Dataset excerpt:
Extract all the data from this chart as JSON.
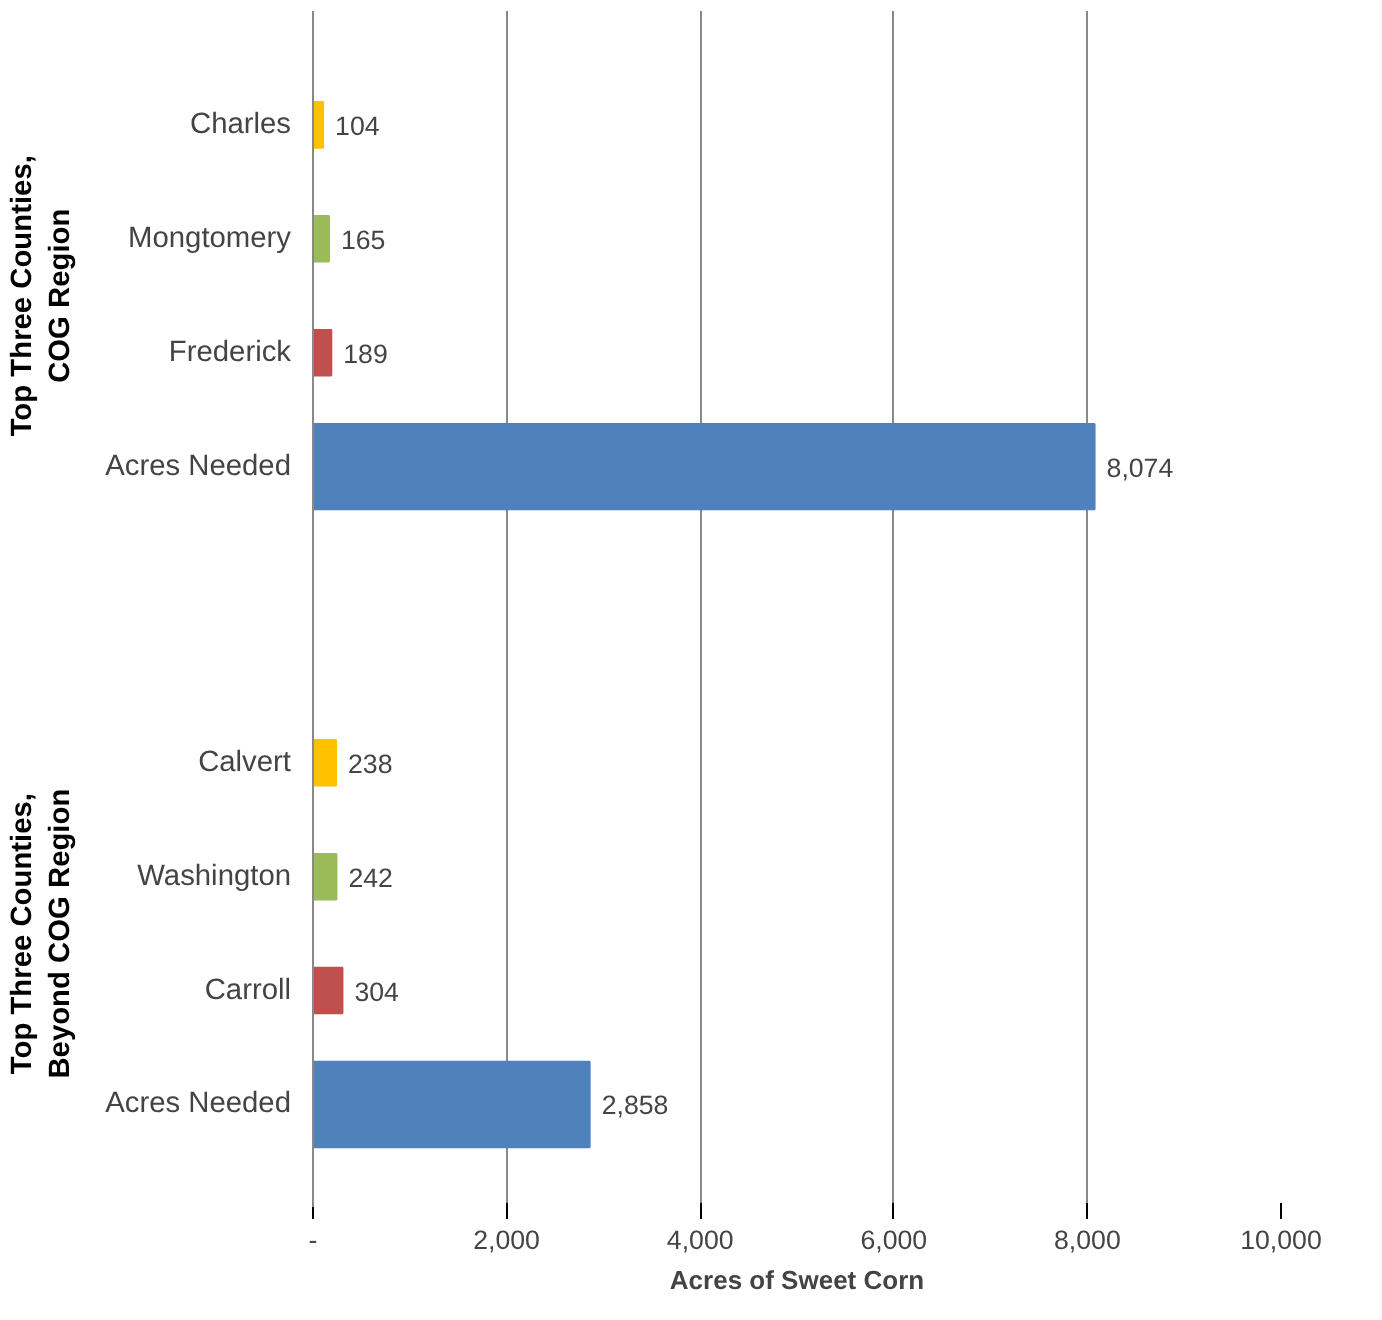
{
  "chart_data": {
    "type": "bar",
    "orientation": "horizontal",
    "xlabel": "Acres of Sweet Corn",
    "categories": [
      "Charles",
      "Mongtomery",
      "Frederick",
      "Acres Needed",
      "Calvert",
      "Washington",
      "Carroll",
      "Acres Needed"
    ],
    "values": [
      104,
      165,
      189,
      8074,
      238,
      242,
      304,
      2858
    ],
    "colors": [
      "#ffc000",
      "#9bbb59",
      "#c0504d",
      "#4f81bd",
      "#ffc000",
      "#9bbb59",
      "#c0504d",
      "#4f81bd"
    ],
    "annotations": [
      "Top Three Counties,\nCOG Region",
      "Top Three Counties,\nBeyond COG Region"
    ],
    "xlim": [
      0,
      10000
    ],
    "xticks": [
      {
        "value": 0,
        "label": "-"
      },
      {
        "value": 2000,
        "label": "2,000"
      },
      {
        "value": 4000,
        "label": "4,000"
      },
      {
        "value": 6000,
        "label": "6,000"
      },
      {
        "value": 8000,
        "label": "8,000"
      },
      {
        "value": 10000,
        "label": "10,000"
      }
    ],
    "value_labels": [
      "104",
      "165",
      "189",
      "8,074",
      "238",
      "242",
      "304",
      "2,858"
    ],
    "grid": "x"
  }
}
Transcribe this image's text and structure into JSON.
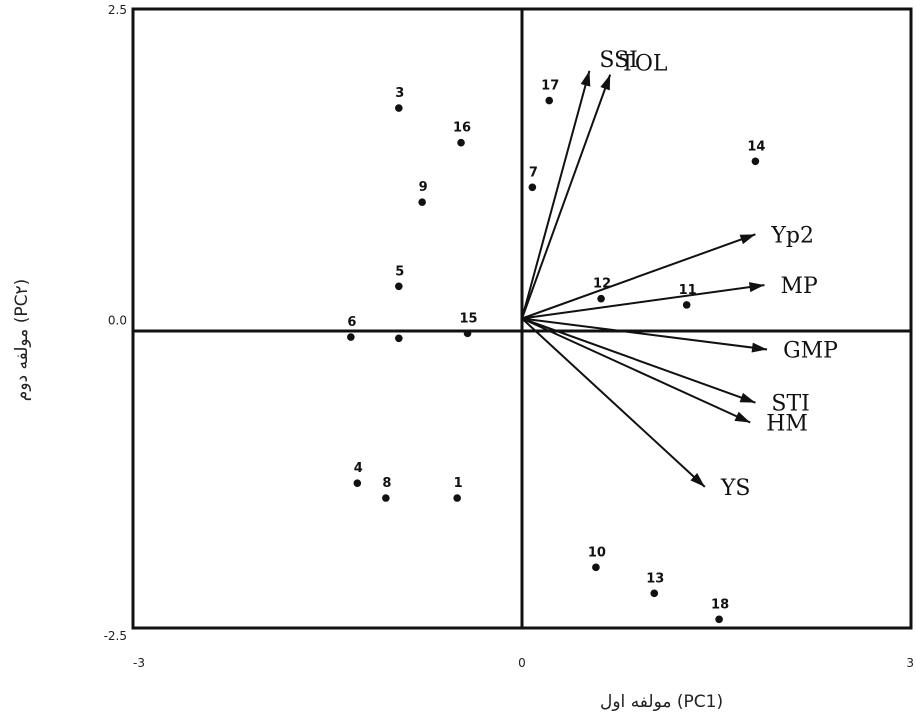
{
  "chart_data": {
    "type": "scatter",
    "subtype": "pca-biplot",
    "xlabel": "مولفه اول (PC1)",
    "ylabel": "مولفه دوم (PC۲)",
    "xlim": [
      -3,
      3
    ],
    "ylim": [
      -2.5,
      2.5
    ],
    "x_ticks": [
      "-3",
      "0",
      "3"
    ],
    "y_ticks": [
      "2.5",
      "0.0",
      "-2.5"
    ],
    "grid": false,
    "points": [
      {
        "label": "1",
        "x": -0.5,
        "y": -1.45
      },
      {
        "label": "3",
        "x": -0.95,
        "y": 1.7
      },
      {
        "label": "4",
        "x": -1.27,
        "y": -1.33
      },
      {
        "label": "5",
        "x": -0.95,
        "y": 0.26
      },
      {
        "label": "6",
        "x": -1.32,
        "y": -0.15
      },
      {
        "label": "7",
        "x": 0.08,
        "y": 1.06
      },
      {
        "label": "8",
        "x": -1.05,
        "y": -1.45
      },
      {
        "label": "9",
        "x": -0.77,
        "y": 0.94
      },
      {
        "label": "10",
        "x": 0.57,
        "y": -2.01
      },
      {
        "label": "11",
        "x": 1.27,
        "y": 0.11
      },
      {
        "label": "12",
        "x": 0.61,
        "y": 0.16
      },
      {
        "label": "13",
        "x": 1.02,
        "y": -2.22
      },
      {
        "label": "14",
        "x": 1.8,
        "y": 1.27
      },
      {
        "label": "15",
        "x": -0.42,
        "y": -0.12
      },
      {
        "label": "16",
        "x": -0.47,
        "y": 1.42
      },
      {
        "label": "17",
        "x": 0.21,
        "y": 1.76
      },
      {
        "label": "18",
        "x": 1.52,
        "y": -2.43
      },
      {
        "label": "",
        "x": -0.95,
        "y": -0.16
      }
    ],
    "vectors": [
      {
        "label": "SSI",
        "x": 0.52,
        "y": 2.0
      },
      {
        "label": "TOL",
        "x": 0.68,
        "y": 1.97
      },
      {
        "label": "Yp2",
        "x": 1.8,
        "y": 0.68
      },
      {
        "label": "MP",
        "x": 1.87,
        "y": 0.27
      },
      {
        "label": "GMP",
        "x": 1.89,
        "y": -0.25
      },
      {
        "label": "STI",
        "x": 1.8,
        "y": -0.68
      },
      {
        "label": "HM",
        "x": 1.76,
        "y": -0.84
      },
      {
        "label": "YS",
        "x": 1.41,
        "y": -1.36
      }
    ]
  }
}
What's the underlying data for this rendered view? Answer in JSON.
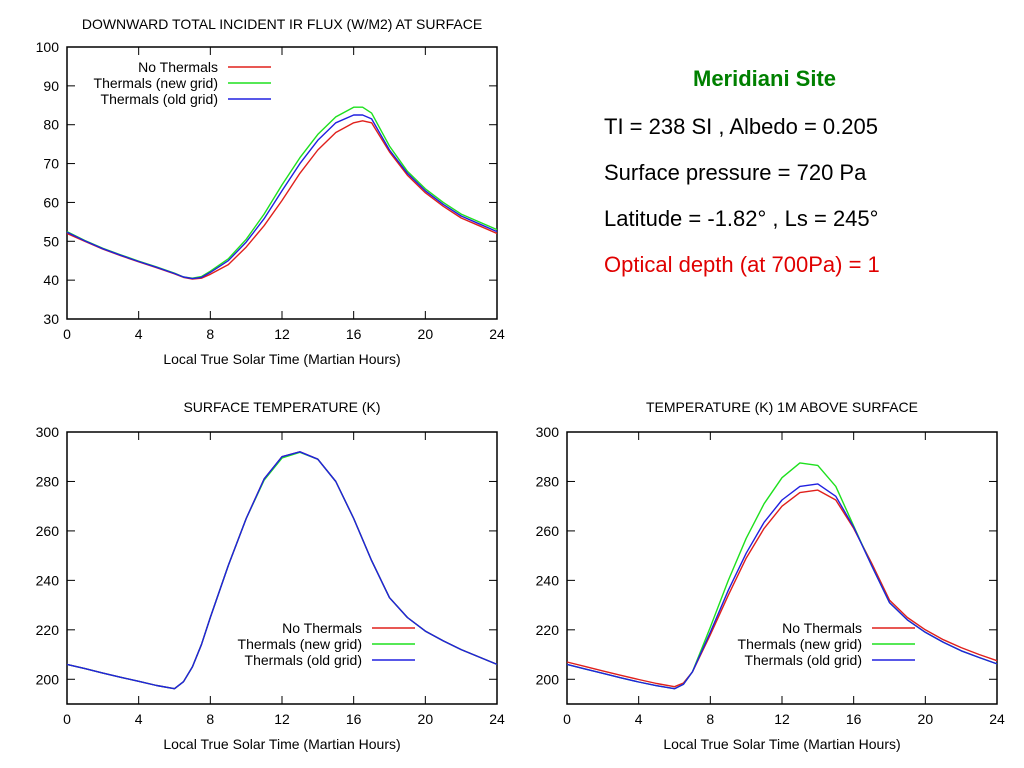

_OBJECTIVE_
Identify every line above with the string "Counties" in it. Copy those lines.

_EXPECTED ANSWER_
      "Top Three Counties,\nCOG Region",
      "Top Three Counties,\nBeyond COG Region"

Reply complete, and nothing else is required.